— BEGIN GIVEN RECORDS —
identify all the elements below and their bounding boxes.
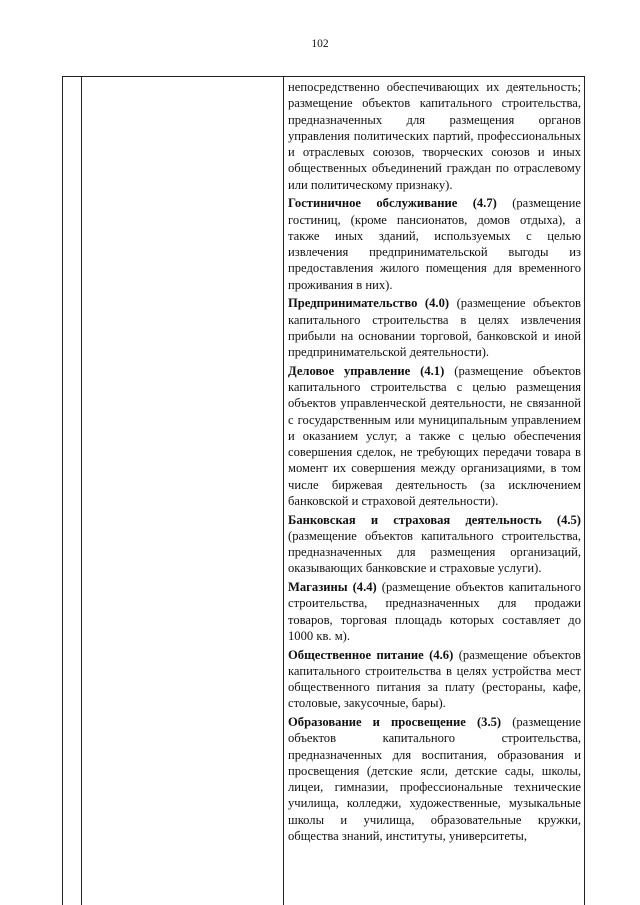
use-type-title: Предпринимательство (4.0) xyxy=(288,296,450,311)
paragraph xyxy=(288,512,581,577)
use-type-description: (размещение объектов капитального строительства, предназначенных для воспитания, образования и просвещения (детские ясли, детские сады, школы, лицеи, гимназии, профессиональные технические училища, колледжи, художественные, музыкальные школы и училища, образовательные кружки, общества знаний, институты, университеты, xyxy=(288,715,581,843)
use-type-title: Образование и просвещение (3.5) xyxy=(288,715,502,729)
use-type-title: Деловое управление (4.1) xyxy=(288,363,445,378)
use-type-description: (размещение объектов капитального строительства, предназначенных для размещения организаций, оказывающих банковские и страховые услуги). xyxy=(288,528,581,576)
paragraph xyxy=(288,647,581,712)
paragraph xyxy=(288,579,581,644)
paragraph xyxy=(288,714,581,844)
use-type-title: Банковская и страховая деятельность (4.5) xyxy=(288,512,581,527)
use-type-title: Магазины (4.4) xyxy=(288,580,377,594)
zoning-table xyxy=(62,76,585,905)
paragraph xyxy=(288,195,581,293)
use-type-description: (размещение объектов капитального строительства в целях устройства мест общественного питания за плату (рестораны, кафе, столовые, закусочные, бары). xyxy=(288,647,581,711)
paragraph xyxy=(288,79,581,193)
column-divider xyxy=(283,77,284,905)
use-type-title: Общественное питание (4.6) xyxy=(288,647,454,662)
use-type-description: непосредственно обеспечивающих их деятельность; размещение объектов капитального строительства, предназначенных для размещения органов управления политических партий, профессиональных и отраслевых союзов, творческих союзов и иных общественных объединений граждан по отраслевому или политическому признаку). xyxy=(288,80,581,192)
column-divider xyxy=(81,77,82,905)
page-number: 102 xyxy=(311,38,329,50)
use-type-title: Гостиничное обслуживание (4.7) xyxy=(288,196,497,211)
use-type-description: (размещение гостиниц, (кроме пансионатов, домов отдыха), а также иных зданий, используемых с целью извлечения предпринимательской выгоды из предоставления жилого помещения для временного проживания в них). xyxy=(288,196,581,292)
use-type-description: (размещение объектов капитального строительства с целью размещения объектов управленческой деятельности, не связанной с государственным или муниципальным управлением и оказанием услуг, а также с целью обеспечения совершения сделок, не требующих передачи товара в момент их совершения между организациями, в том числе биржевая деятельность (за исключением банковской и страховой деятельности). xyxy=(288,363,581,508)
paragraph xyxy=(288,295,581,360)
permitted-use-cell xyxy=(288,79,581,847)
use-type-description: (размещение объектов капитального строительства в целях извлечения прибыли на основании торговой, банковской и иной предпринимательской деятельности). xyxy=(288,296,581,359)
use-type-description: (размещение объектов капитального строительства, предназначенных для продажи товаров, торговая площадь которых составляет до 1000 кв. м). xyxy=(288,580,581,643)
paragraph xyxy=(288,363,581,509)
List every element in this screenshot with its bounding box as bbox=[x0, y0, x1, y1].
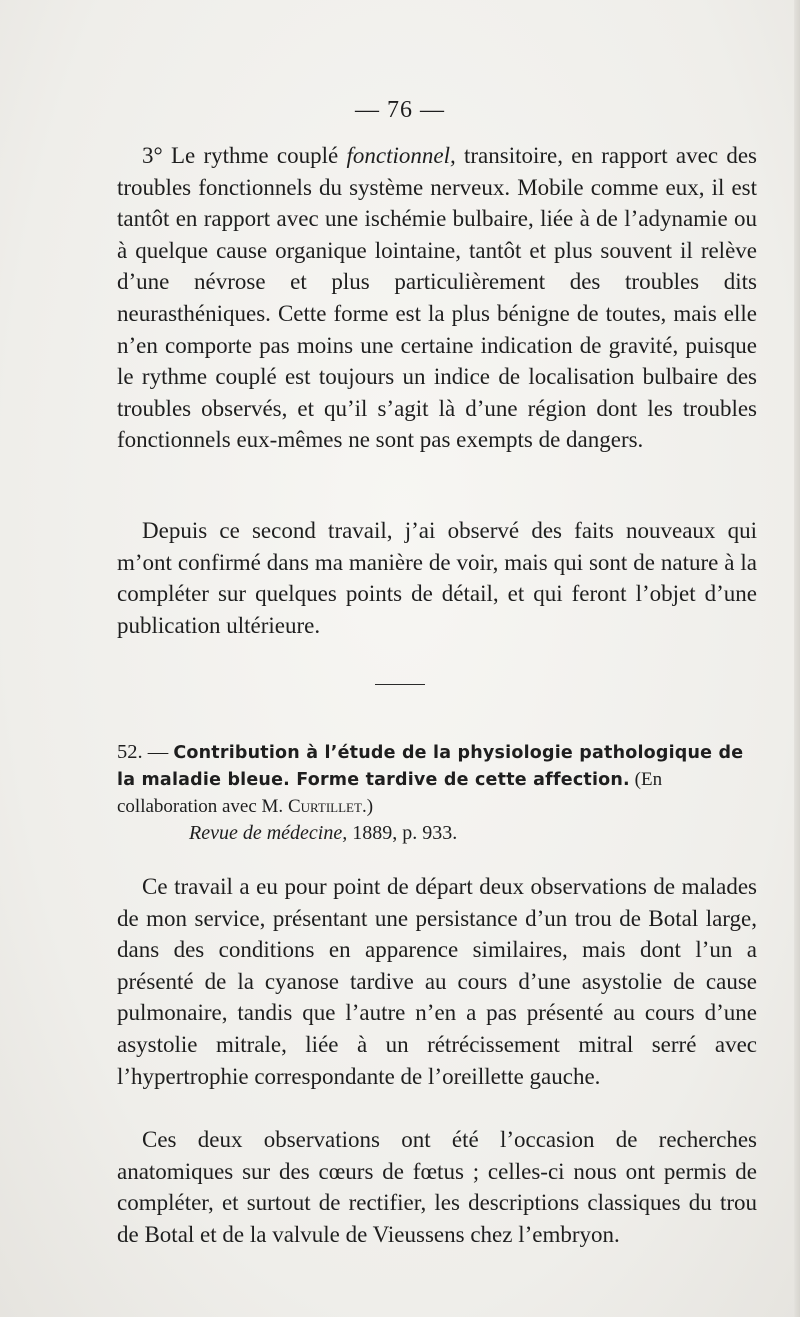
paragraph-1-lead: 3° Le rythme couplé bbox=[142, 143, 347, 168]
paragraph-ce-travail bbox=[117, 871, 757, 1092]
paragraph-1-rest: transitoire, en rapport avec des troubles fonctionnels du système nerveux. Mobile comme eux, il est tantôt en rapport avec une ischémie bulbaire, liée à de l’adynamie ou à quelque cause organique lointaine, tantôt et plus souvent il relève d’une névrose et plus particulièrement des troubles dits neurasthéniques. Cette forme est la plus bénigne de toutes, mais elle n’en comporte pas moins une certaine indication de gravité, puisque le rythme couplé est toujours un indice de localisation bulbaire des troubles observés, et qu’il s’agit là d’une région dont les troubles fonctionnels eux-mêmes ne sont pas exempts de dangers. bbox=[117, 143, 757, 453]
section-divider bbox=[375, 684, 425, 685]
page-edge bbox=[794, 0, 800, 1317]
paragraph-4-text: Ces deux observations ont été l’occasion de recherches anatomiques sur des cœurs de fœtus ; celles-ci nous ont permis de compléter, et surtout de rectifier, les descriptions classiques du trou de Botal et de la valvule de Vieussens chez l’embryon. bbox=[117, 1127, 757, 1247]
entry-journal-ref: 1889, p. 933. bbox=[347, 822, 458, 844]
paragraph-1-emphasis: fonctionnel, bbox=[346, 143, 456, 168]
paragraph-2-text: Depuis ce second travail, j’ai observé des faits nouveaux qui m’ont confirmé dans ma manière de voir, mais qui sont de nature à la compléter sur quelques points de détail, et qui feront l’objet d’une publication ultérieure. bbox=[117, 518, 757, 638]
paragraph-depuis bbox=[117, 515, 757, 641]
paragraph-3-text: Ce travail a eu pour point de départ deux observations de malades de mon service, présentant une persistance d’un trou de Botal large, dans des conditions en apparence similaires, mais dont l’un a présenté de la cyanose tardive au cours d’une asystolie de cause pulmonaire, tandis que l’autre n’en a pas présenté au cours d’une asystolie mitrale, liée à un rétrécissement mitral serré avec l’hypertrophie correspondante de l’oreillette gauche. bbox=[117, 874, 757, 1089]
entry-title: Contribution à l’étude de la physiologie pathologique de la maladie bleue. Forme tardive de cette affection. bbox=[117, 743, 744, 790]
paragraph-ces-deux bbox=[117, 1124, 757, 1250]
entry-reference bbox=[117, 820, 759, 846]
entry-collab-prefix: (En collaboration avec M. bbox=[117, 769, 663, 817]
paragraph-rythme-fonctionnel bbox=[117, 140, 757, 456]
entry-collab-name: Curtillet bbox=[287, 796, 362, 817]
entry-journal: Revue de médecine, bbox=[189, 822, 348, 844]
page-number: — 76 — bbox=[355, 97, 445, 123]
entry-number: 52. — bbox=[117, 741, 174, 763]
bibliography-entry-52 bbox=[117, 739, 759, 846]
entry-collab-suffix: .) bbox=[361, 796, 374, 817]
— END GIVEN RECORDS —
**WHAT TO PRODUCE:** Please reproduce all of the rows above word for word, leaving out the pictures.

**EXERCISE RESULT:**
identify all the elements below and their bounding boxes.
use-type-title: Предпринимательство (4.0) xyxy=(288,296,450,311)
paragraph xyxy=(288,512,581,577)
use-type-description: (размещение объектов капитального строительства, предназначенных для воспитания, образования и просвещения (детские ясли, детские сады, школы, лицеи, гимназии, профессиональные технические училища, колледжи, художественные, музыкальные школы и училища, образовательные кружки, общества знаний, институты, университеты, xyxy=(288,715,581,843)
use-type-title: Образование и просвещение (3.5) xyxy=(288,715,502,729)
use-type-title: Деловое управление (4.1) xyxy=(288,363,445,378)
use-type-description: (размещение объектов капитального строительства, предназначенных для размещения организаций, оказывающих банковские и страховые услуги). xyxy=(288,528,581,576)
paragraph xyxy=(288,647,581,712)
paragraph xyxy=(288,579,581,644)
paragraph xyxy=(288,714,581,844)
use-type-title: Банковская и страховая деятельность (4.5) xyxy=(288,512,581,527)
use-type-title: Магазины (4.4) xyxy=(288,580,377,594)
zoning-table xyxy=(62,76,585,905)
paragraph xyxy=(288,195,581,293)
use-type-description: (размещение объектов капитального строительства в целях устройства мест общественного питания за плату (рестораны, кафе, столовые, закусочные, бары). xyxy=(288,647,581,711)
paragraph xyxy=(288,79,581,193)
column-divider xyxy=(283,77,284,905)
use-type-title: Общественное питание (4.6) xyxy=(288,647,454,662)
use-type-description: непосредственно обеспечивающих их деятельность; размещение объектов капитального строительства, предназначенных для размещения органов управления политических партий, профессиональных и отраслевых союзов, творческих союзов и иных общественных объединений граждан по отраслевому или политическому признаку). xyxy=(288,80,581,192)
column-divider xyxy=(81,77,82,905)
page-number: 102 xyxy=(311,38,329,50)
use-type-title: Гостиничное обслуживание (4.7) xyxy=(288,196,497,211)
use-type-description: (размещение гостиниц, (кроме пансионатов, домов отдыха), а также иных зданий, используемых с целью извлечения предпринимательской выгоды из предоставления жилого помещения для временного проживания в них). xyxy=(288,196,581,292)
use-type-description: (размещение объектов капитального строительства с целью размещения объектов управленческой деятельности, не связанной с государственным или муниципальным управлением и оказанием услуг, а также с целью обеспечения совершения сделок, не требующих передачи товара в момент их совершения между организациями, в том числе биржевая деятельность (за исключением банковской и страховой деятельности). xyxy=(288,363,581,508)
paragraph xyxy=(288,295,581,360)
permitted-use-cell xyxy=(288,79,581,847)
use-type-description: (размещение объектов капитального строительства в целях извлечения прибыли на основании торговой, банковской и иной предпринимательской деятельности). xyxy=(288,296,581,359)
use-type-description: (размещение объектов капитального строительства, предназначенных для продажи товаров, торговая площадь которых составляет до 1000 кв. м). xyxy=(288,580,581,643)
paragraph xyxy=(288,363,581,509)
List every element in this screenshot with its bounding box as bbox=[x0, y0, x1, y1].
paragraph-1-lead: 3° Le rythme couplé bbox=[142, 143, 347, 168]
paragraph-ce-travail bbox=[117, 871, 757, 1092]
paragraph-1-rest: transitoire, en rapport avec des troubles fonctionnels du système nerveux. Mobile comme eux, il est tantôt en rapport avec une ischémie bulbaire, liée à de l’adynamie ou à quelque cause organique lointaine, tantôt et plus souvent il relève d’une névrose et plus particulièrement des troubles dits neurasthéniques. Cette forme est la plus bénigne de toutes, mais elle n’en comporte pas moins une certaine indication de gravité, puisque le rythme couplé est toujours un indice de localisation bulbaire des troubles observés, et qu’il s’agit là d’une région dont les troubles fonctionnels eux-mêmes ne sont pas exempts de dangers. bbox=[117, 143, 757, 453]
section-divider bbox=[375, 684, 425, 685]
page-edge bbox=[794, 0, 800, 1317]
paragraph-4-text: Ces deux observations ont été l’occasion de recherches anatomiques sur des cœurs de fœtus ; celles-ci nous ont permis de compléter, et surtout de rectifier, les descriptions classiques du trou de Botal et de la valvule de Vieussens chez l’embryon. bbox=[117, 1127, 757, 1247]
entry-journal-ref: 1889, p. 933. bbox=[347, 822, 458, 844]
paragraph-1-emphasis: fonctionnel, bbox=[346, 143, 456, 168]
paragraph-2-text: Depuis ce second travail, j’ai observé des faits nouveaux qui m’ont confirmé dans ma manière de voir, mais qui sont de nature à la compléter sur quelques points de détail, et qui feront l’objet d’une publication ultérieure. bbox=[117, 518, 757, 638]
paragraph-depuis bbox=[117, 515, 757, 641]
paragraph-3-text: Ce travail a eu pour point de départ deux observations de malades de mon service, présentant une persistance d’un trou de Botal large, dans des conditions en apparence similaires, mais dont l’un a présenté de la cyanose tardive au cours d’une asystolie de cause pulmonaire, tandis que l’autre n’en a pas présenté au cours d’une asystolie mitrale, liée à un rétrécissement mitral serré avec l’hypertrophie correspondante de l’oreillette gauche. bbox=[117, 874, 757, 1089]
entry-title: Contribution à l’étude de la physiologie pathologique de la maladie bleue. Forme tardive de cette affection. bbox=[117, 743, 744, 790]
paragraph-ces-deux bbox=[117, 1124, 757, 1250]
entry-reference bbox=[117, 820, 759, 846]
entry-collab-prefix: (En collaboration avec M. bbox=[117, 769, 663, 817]
paragraph-rythme-fonctionnel bbox=[117, 140, 757, 456]
entry-collab-name: Curtillet bbox=[287, 796, 362, 817]
entry-journal: Revue de médecine, bbox=[189, 822, 348, 844]
page-number: — 76 — bbox=[355, 97, 445, 123]
entry-number: 52. — bbox=[117, 741, 174, 763]
bibliography-entry-52 bbox=[117, 739, 759, 846]
entry-collab-suffix: .) bbox=[361, 796, 374, 817]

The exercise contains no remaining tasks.